## Begin Provided data
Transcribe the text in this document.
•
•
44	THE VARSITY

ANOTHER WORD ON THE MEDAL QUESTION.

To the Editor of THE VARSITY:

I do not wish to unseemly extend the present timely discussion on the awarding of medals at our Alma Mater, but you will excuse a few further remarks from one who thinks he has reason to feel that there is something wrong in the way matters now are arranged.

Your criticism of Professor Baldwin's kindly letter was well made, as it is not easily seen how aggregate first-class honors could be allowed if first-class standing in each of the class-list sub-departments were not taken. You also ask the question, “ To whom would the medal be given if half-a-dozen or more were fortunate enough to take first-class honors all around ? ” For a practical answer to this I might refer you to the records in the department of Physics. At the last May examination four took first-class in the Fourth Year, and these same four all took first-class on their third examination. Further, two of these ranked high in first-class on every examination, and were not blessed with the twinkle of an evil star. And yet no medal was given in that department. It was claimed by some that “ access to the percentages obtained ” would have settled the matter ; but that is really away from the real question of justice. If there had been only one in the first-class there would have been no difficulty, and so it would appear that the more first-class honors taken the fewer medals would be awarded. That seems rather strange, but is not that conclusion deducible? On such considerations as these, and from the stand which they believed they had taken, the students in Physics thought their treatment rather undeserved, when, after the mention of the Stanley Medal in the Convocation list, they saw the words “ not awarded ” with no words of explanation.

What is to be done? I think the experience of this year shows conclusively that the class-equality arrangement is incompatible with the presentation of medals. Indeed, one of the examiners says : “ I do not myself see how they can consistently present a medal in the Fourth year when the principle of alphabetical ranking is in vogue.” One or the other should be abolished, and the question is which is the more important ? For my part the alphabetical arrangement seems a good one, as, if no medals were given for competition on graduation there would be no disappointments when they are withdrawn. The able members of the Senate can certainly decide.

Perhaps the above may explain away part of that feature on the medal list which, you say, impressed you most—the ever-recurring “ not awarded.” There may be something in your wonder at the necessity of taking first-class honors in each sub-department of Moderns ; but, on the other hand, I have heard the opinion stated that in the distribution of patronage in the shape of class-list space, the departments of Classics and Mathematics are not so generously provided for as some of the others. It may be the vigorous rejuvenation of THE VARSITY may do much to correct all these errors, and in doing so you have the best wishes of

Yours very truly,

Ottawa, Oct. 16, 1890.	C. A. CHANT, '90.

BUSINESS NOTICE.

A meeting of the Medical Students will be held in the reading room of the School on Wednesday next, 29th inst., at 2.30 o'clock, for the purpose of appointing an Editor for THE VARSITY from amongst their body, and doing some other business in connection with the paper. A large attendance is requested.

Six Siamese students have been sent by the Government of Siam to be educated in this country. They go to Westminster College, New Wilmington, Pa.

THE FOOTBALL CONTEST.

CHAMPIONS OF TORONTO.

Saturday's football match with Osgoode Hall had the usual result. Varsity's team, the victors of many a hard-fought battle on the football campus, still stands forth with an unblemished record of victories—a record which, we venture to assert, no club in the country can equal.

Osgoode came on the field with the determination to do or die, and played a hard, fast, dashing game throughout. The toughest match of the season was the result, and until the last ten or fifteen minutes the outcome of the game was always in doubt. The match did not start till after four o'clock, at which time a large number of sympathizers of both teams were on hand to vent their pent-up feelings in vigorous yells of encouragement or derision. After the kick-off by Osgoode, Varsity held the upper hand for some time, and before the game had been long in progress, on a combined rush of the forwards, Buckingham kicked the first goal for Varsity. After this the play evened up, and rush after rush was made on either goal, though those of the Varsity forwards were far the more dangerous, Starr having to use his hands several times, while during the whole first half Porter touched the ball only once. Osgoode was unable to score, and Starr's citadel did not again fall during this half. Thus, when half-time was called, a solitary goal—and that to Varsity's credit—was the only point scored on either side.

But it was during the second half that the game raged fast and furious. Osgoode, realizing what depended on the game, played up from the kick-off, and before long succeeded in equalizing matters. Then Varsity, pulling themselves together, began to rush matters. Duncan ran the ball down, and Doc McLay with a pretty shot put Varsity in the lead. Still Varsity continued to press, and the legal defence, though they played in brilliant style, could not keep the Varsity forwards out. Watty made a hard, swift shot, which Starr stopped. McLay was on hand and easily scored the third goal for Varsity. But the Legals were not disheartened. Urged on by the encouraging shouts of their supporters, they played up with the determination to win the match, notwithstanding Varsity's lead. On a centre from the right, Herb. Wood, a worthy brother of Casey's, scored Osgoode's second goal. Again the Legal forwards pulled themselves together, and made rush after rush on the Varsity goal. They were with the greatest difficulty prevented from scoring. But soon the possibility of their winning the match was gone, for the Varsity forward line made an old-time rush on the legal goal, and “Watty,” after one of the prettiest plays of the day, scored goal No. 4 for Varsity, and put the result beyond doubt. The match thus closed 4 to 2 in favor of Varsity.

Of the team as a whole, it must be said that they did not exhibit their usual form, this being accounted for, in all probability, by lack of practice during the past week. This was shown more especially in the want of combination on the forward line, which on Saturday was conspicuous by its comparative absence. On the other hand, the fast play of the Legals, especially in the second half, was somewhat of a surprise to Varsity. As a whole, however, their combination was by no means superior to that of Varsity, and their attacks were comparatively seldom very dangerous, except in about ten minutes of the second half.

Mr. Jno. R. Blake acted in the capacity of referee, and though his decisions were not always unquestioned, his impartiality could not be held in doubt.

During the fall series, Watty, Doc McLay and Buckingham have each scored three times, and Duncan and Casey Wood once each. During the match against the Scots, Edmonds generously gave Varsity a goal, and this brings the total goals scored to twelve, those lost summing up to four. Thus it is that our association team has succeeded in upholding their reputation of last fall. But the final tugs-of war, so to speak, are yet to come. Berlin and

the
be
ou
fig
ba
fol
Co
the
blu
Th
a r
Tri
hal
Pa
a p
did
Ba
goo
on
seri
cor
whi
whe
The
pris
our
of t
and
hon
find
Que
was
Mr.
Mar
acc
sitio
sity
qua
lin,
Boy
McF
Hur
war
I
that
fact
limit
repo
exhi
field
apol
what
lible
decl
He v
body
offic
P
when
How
## End Provided data
Exercise aim:
Please list every line of the records that contains "Buckingham".

Solution to the problem:
Osgoode came on the field with the determination to do or die, and played a hard, fast, dashing game throughout. The toughest match of the season was the result, and until the last ten or fifteen minutes the outcome of the game was always in doubt. The match did not start till after four o'clock, at which time a large number of sympathizers of both teams were on hand to vent their pent-up feelings in vigorous yells of encouragement or derision. After the kick-off by Osgoode, Varsity held the upper hand for some time, and before the game had been long in progress, on a combined rush of the forwards, Buckingham kicked the first goal for Varsity. After this the play evened up, and rush after rush was made on either goal, though those of the Varsity forwards were far the more dangerous, Starr having to use his hands several times, while during the whole first half Porter touched the ball only once. Osgoode was unable to score, and Starr's citadel did not again fall during this half. Thus, when half-time was called, a solitary goal—and that to Varsity's credit—was the only point scored on either side.
During the fall series, Watty, Doc McLay and Buckingham have each scored three times, and Duncan and Casey Wood once each. During the match against the Scots, Edmonds generously gave Varsity a goal, and this brings the total goals scored to twelve, those lost summing up to four. Thus it is that our association team has succeeded in upholding their reputation of last fall. But the final tugs-of war, so to speak, are yet to come. Berlin and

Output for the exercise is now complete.